Exercise instructions: Return the material below in full and exactly.

[Data entries]
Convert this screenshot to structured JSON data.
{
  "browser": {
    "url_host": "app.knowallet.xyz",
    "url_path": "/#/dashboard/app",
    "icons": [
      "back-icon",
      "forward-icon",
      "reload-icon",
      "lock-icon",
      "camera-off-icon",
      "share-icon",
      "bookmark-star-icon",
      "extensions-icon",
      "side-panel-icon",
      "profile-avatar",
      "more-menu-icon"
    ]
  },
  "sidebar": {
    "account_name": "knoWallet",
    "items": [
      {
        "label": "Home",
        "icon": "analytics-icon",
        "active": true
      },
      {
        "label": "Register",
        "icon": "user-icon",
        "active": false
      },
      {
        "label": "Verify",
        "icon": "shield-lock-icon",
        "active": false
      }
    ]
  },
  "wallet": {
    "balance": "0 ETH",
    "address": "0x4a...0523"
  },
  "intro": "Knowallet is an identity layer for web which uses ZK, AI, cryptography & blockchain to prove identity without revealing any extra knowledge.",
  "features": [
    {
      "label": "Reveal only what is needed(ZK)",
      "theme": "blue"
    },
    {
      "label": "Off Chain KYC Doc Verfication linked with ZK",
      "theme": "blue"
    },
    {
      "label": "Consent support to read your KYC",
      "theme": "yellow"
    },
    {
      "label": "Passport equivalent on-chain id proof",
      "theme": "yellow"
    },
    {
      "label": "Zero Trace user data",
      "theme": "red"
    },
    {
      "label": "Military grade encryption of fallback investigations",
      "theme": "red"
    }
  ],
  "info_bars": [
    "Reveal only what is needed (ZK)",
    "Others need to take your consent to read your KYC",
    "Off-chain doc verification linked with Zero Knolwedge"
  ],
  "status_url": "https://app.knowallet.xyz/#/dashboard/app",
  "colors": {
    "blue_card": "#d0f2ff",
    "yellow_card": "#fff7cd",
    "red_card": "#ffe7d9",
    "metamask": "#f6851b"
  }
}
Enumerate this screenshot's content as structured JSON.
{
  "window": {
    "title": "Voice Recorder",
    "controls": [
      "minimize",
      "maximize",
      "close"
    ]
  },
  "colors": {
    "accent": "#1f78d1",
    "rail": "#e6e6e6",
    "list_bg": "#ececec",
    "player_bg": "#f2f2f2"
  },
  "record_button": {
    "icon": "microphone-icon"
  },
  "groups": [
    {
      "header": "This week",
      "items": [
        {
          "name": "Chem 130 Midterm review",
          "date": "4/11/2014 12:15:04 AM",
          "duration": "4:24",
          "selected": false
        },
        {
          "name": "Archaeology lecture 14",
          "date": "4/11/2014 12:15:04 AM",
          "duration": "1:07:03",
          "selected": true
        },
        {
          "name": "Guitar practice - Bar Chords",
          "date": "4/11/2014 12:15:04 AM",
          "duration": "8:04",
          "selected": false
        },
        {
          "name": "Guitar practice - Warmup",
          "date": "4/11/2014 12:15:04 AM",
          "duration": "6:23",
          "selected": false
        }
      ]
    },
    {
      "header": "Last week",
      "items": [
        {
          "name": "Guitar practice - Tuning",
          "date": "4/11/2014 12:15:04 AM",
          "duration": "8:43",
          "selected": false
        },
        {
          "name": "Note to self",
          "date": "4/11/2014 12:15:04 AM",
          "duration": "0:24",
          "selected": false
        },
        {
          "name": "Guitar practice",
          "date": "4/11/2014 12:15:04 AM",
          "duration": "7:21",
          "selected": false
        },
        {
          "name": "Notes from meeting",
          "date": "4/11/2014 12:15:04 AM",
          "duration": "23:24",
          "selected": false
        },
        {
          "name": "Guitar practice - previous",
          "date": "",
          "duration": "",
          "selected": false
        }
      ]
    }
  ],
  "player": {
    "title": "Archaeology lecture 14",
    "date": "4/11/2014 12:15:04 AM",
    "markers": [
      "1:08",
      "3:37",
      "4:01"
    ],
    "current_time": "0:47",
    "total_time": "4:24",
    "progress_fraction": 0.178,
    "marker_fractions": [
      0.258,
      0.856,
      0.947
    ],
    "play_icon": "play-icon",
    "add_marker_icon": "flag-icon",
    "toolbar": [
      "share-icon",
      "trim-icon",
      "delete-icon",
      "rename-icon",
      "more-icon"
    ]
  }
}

Output of the exercise:
Convert this screenshot to structured JSON data.
{
  "browser": {
    "url_host": "app.knowallet.xyz",
    "url_path": "/#/dashboard/app",
    "icons": [
      "back-icon",
      "forward-icon",
      "reload-icon",
      "lock-icon",
      "camera-off-icon",
      "share-icon",
      "bookmark-star-icon",
      "extensions-icon",
      "side-panel-icon",
      "profile-avatar",
      "more-menu-icon"
    ]
  },
  "sidebar": {
    "account_name": "knoWallet",
    "items": [
      {
        "label": "Home",
        "icon": "analytics-icon",
        "active": true
      },
      {
        "label": "Register",
        "icon": "user-icon",
        "active": false
      },
      {
        "label": "Verify",
        "icon": "shield-lock-icon",
        "active": false
      }
    ]
  },
  "wallet": {
    "balance": "0 ETH",
    "address": "0x4a...0523"
  },
  "intro": "Knowallet is an identity layer for web which uses ZK, AI, cryptography & blockchain to prove identity without revealing any extra knowledge.",
  "features": [
    {
      "label": "Reveal only what is needed(ZK)",
      "theme": "blue"
    },
    {
      "label": "Off Chain KYC Doc Verfication linked with ZK",
      "theme": "blue"
    },
    {
      "label": "Consent support to read your KYC",
      "theme": "yellow"
    },
    {
      "label": "Passport equivalent on-chain id proof",
      "theme": "yellow"
    },
    {
      "label": "Zero Trace user data",
      "theme": "red"
    },
    {
      "label": "Military grade encryption of fallback investigations",
      "theme": "red"
    }
  ],
  "info_bars": [
    "Reveal only what is needed (ZK)",
    "Others need to take your consent to read your KYC",
    "Off-chain doc verification linked with Zero Knolwedge"
  ],
  "status_url": "https://app.knowallet.xyz/#/dashboard/app",
  "colors": {
    "blue_card": "#d0f2ff",
    "yellow_card": "#fff7cd",
    "red_card": "#ffe7d9",
    "metamask": "#f6851b"
  }
}
Enumerate this screenshot's content as structured JSON.
{
  "window": {
    "title": "Voice Recorder",
    "controls": [
      "minimize",
      "maximize",
      "close"
    ]
  },
  "colors": {
    "accent": "#1f78d1",
    "rail": "#e6e6e6",
    "list_bg": "#ececec",
    "player_bg": "#f2f2f2"
  },
  "record_button": {
    "icon": "microphone-icon"
  },
  "groups": [
    {
      "header": "This week",
      "items": [
        {
          "name": "Chem 130 Midterm review",
          "date": "4/11/2014 12:15:04 AM",
          "duration": "4:24",
          "selected": false
        },
        {
          "name": "Archaeology lecture 14",
          "date": "4/11/2014 12:15:04 AM",
          "duration": "1:07:03",
          "selected": true
        },
        {
          "name": "Guitar practice - Bar Chords",
          "date": "4/11/2014 12:15:04 AM",
          "duration": "8:04",
          "selected": false
        },
        {
          "name": "Guitar practice - Warmup",
          "date": "4/11/2014 12:15:04 AM",
          "duration": "6:23",
          "selected": false
        }
      ]
    },
    {
      "header": "Last week",
      "items": [
        {
          "name": "Guitar practice - Tuning",
          "date": "4/11/2014 12:15:04 AM",
          "duration": "8:43",
          "selected": false
        },
        {
          "name": "Note to self",
          "date": "4/11/2014 12:15:04 AM",
          "duration": "0:24",
          "selected": false
        },
        {
          "name": "Guitar practice",
          "date": "4/11/2014 12:15:04 AM",
          "duration": "7:21",
          "selected": false
        },
        {
          "name": "Notes from meeting",
          "date": "4/11/2014 12:15:04 AM",
          "duration": "23:24",
          "selected": false
        },
        {
          "name": "Guitar practice - previous",
          "date": "",
          "duration": "",
          "selected": false
        }
      ]
    }
  ],
  "player": {
    "title": "Archaeology lecture 14",
    "date": "4/11/2014 12:15:04 AM",
    "markers": [
      "1:08",
      "3:37",
      "4:01"
    ],
    "current_time": "0:47",
    "total_time": "4:24",
    "progress_fraction": 0.178,
    "marker_fractions": [
      0.258,
      0.856,
      0.947
    ],
    "play_icon": "play-icon",
    "add_marker_icon": "flag-icon",
    "toolbar": [
      "share-icon",
      "trim-icon",
      "delete-icon",
      "rename-icon",
      "more-icon"
    ]
  }
}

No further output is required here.